(Structured figure records)
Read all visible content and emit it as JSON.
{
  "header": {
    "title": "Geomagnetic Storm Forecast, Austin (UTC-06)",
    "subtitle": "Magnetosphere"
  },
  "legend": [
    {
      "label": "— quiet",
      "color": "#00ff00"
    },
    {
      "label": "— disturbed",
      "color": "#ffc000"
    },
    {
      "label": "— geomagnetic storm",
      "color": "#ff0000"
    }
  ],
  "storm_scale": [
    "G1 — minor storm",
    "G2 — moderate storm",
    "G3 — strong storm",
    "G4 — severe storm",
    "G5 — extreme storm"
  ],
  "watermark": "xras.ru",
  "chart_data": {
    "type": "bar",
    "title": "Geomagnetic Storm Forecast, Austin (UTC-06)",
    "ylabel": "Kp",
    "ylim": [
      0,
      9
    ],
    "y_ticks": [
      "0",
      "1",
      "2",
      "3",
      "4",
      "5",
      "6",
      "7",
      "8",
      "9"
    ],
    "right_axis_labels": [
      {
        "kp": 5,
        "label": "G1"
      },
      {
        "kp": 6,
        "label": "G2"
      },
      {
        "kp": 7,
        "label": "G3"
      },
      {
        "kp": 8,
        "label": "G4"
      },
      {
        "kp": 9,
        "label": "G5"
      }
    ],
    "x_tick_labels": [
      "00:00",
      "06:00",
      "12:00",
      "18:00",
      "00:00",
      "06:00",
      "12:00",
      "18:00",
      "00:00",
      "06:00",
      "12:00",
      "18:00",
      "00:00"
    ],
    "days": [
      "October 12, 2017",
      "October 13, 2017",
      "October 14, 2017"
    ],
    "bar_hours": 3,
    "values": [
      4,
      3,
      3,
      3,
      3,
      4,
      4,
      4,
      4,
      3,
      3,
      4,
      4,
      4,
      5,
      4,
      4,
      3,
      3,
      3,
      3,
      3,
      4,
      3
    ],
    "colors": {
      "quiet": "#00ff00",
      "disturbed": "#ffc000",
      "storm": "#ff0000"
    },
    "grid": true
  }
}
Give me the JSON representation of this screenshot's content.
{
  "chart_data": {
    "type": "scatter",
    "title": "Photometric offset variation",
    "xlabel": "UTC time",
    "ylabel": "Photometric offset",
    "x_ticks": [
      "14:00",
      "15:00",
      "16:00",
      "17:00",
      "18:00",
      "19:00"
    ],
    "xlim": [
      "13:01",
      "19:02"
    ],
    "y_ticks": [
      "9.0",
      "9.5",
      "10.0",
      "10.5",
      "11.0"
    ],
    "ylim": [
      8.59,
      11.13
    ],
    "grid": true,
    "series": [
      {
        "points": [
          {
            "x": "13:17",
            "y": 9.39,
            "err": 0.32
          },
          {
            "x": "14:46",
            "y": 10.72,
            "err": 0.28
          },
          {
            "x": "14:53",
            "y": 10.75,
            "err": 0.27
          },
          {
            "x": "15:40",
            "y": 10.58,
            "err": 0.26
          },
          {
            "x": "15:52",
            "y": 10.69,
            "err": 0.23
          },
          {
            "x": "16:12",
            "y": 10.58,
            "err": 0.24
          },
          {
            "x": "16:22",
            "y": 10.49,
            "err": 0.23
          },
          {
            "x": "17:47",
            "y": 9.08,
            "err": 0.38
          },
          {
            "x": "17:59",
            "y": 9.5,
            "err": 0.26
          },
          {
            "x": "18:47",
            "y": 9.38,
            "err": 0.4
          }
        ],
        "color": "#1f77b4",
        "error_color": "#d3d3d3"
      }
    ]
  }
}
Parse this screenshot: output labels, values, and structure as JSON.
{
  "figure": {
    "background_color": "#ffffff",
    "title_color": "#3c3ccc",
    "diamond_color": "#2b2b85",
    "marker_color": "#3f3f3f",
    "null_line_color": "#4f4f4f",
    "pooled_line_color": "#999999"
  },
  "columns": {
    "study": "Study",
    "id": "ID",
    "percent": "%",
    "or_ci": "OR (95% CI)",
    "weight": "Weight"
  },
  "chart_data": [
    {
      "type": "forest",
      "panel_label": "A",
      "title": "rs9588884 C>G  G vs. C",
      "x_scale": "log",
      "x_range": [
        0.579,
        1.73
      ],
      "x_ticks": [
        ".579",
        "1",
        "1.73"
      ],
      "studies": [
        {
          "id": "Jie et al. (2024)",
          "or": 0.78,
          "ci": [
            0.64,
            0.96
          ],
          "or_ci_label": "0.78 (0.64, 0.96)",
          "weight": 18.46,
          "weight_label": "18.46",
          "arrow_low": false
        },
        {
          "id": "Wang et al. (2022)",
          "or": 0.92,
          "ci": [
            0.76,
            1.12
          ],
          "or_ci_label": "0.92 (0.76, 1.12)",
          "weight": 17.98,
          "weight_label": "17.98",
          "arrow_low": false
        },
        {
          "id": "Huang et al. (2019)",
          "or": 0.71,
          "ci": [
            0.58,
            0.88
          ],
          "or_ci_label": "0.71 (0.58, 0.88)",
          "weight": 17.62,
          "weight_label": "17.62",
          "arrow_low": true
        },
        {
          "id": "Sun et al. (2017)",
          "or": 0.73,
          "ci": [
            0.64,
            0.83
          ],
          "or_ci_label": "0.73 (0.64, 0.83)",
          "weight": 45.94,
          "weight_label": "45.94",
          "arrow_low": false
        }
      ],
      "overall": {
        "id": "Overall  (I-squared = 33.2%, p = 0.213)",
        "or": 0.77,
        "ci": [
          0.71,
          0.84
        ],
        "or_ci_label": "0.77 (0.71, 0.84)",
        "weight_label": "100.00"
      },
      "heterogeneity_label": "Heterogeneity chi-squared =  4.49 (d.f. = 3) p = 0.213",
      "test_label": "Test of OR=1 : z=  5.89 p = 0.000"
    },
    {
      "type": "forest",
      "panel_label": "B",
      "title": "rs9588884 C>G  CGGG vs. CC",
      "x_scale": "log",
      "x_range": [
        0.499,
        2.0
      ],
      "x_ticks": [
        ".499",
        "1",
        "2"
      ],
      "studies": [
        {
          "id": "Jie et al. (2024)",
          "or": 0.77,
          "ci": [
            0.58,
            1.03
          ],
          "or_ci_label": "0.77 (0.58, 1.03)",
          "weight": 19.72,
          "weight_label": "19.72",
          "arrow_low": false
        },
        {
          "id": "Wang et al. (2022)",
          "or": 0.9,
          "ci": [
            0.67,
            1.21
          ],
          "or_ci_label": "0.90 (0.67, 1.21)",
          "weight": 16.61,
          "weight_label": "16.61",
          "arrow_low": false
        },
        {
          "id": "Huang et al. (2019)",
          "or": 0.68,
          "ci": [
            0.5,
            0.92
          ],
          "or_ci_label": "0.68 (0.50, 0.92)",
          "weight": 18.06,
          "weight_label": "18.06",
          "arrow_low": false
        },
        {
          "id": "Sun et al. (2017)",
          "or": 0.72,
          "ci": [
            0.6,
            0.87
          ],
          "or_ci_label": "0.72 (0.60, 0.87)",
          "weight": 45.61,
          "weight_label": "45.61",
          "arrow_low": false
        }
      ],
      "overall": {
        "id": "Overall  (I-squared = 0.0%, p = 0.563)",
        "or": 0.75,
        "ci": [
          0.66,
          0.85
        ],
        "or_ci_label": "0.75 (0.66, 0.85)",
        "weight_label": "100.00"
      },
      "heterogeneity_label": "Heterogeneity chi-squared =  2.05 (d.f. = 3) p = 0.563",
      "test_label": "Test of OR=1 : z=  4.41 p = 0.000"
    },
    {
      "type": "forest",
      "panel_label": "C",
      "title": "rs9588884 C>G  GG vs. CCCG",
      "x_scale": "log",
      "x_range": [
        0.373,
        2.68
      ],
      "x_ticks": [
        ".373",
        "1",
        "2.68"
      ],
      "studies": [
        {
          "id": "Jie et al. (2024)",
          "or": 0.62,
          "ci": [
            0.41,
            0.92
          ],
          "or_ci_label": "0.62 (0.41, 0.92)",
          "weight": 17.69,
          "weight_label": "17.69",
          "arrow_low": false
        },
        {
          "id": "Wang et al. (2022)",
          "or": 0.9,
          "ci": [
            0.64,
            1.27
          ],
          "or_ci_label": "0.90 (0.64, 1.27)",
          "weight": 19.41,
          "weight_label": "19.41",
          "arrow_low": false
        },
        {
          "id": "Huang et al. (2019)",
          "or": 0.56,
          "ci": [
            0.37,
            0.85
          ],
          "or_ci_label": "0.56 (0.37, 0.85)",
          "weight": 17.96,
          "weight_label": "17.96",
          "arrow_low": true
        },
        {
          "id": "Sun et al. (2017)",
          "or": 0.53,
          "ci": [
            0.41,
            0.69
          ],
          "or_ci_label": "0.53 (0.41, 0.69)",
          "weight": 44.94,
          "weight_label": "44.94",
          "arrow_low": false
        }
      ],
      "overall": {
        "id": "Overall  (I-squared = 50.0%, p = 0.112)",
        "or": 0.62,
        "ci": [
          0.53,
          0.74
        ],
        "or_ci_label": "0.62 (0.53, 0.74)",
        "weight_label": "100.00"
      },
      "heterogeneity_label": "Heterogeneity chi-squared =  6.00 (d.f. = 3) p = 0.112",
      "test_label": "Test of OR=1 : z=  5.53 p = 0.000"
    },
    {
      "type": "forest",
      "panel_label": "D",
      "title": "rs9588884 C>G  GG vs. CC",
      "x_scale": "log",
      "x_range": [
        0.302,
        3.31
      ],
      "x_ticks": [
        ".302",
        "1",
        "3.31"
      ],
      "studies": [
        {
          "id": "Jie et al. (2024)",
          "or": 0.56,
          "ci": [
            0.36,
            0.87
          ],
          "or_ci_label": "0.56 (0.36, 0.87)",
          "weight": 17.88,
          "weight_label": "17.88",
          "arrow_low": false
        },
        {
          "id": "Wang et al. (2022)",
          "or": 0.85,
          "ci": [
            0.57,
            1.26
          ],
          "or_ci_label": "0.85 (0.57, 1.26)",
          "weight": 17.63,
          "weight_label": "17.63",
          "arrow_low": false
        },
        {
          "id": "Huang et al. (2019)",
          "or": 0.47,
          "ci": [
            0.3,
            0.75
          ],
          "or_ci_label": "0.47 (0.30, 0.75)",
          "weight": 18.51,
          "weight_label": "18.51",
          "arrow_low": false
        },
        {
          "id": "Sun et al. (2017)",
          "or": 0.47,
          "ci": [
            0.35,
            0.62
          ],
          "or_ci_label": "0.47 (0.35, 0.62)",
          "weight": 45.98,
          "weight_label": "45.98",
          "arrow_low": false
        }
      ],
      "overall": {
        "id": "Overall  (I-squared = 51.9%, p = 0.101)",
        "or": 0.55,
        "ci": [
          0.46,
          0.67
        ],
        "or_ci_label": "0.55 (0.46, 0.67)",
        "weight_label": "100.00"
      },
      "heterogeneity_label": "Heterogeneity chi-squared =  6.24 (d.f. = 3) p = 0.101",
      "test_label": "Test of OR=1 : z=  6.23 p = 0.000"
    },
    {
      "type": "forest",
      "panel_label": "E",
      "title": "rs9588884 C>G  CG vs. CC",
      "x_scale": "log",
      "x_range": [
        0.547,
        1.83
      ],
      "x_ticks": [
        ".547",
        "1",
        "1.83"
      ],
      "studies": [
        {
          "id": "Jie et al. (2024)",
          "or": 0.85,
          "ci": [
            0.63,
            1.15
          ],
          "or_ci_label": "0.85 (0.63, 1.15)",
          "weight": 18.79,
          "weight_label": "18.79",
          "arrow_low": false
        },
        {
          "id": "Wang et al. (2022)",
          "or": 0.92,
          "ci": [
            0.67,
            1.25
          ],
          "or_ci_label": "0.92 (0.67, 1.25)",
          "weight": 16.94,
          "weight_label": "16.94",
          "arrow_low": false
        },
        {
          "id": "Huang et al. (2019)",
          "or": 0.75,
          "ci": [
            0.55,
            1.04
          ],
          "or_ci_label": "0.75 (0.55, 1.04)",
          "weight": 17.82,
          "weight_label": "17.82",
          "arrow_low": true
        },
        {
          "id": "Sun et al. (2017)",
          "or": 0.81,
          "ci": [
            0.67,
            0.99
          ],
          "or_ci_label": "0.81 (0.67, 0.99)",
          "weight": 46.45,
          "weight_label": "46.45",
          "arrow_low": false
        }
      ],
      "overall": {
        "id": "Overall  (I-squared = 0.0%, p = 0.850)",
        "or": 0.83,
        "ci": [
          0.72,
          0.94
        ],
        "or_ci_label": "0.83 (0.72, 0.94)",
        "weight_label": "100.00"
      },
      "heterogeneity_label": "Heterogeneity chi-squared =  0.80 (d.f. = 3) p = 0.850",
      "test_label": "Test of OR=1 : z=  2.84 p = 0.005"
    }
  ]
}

→ **Direction**
Gather up every line in the data above that contains the word "content", copying each one.

→ **Correct response**
Read all visible content and emit it as JSON.
Give me the JSON representation of this screenshot's content.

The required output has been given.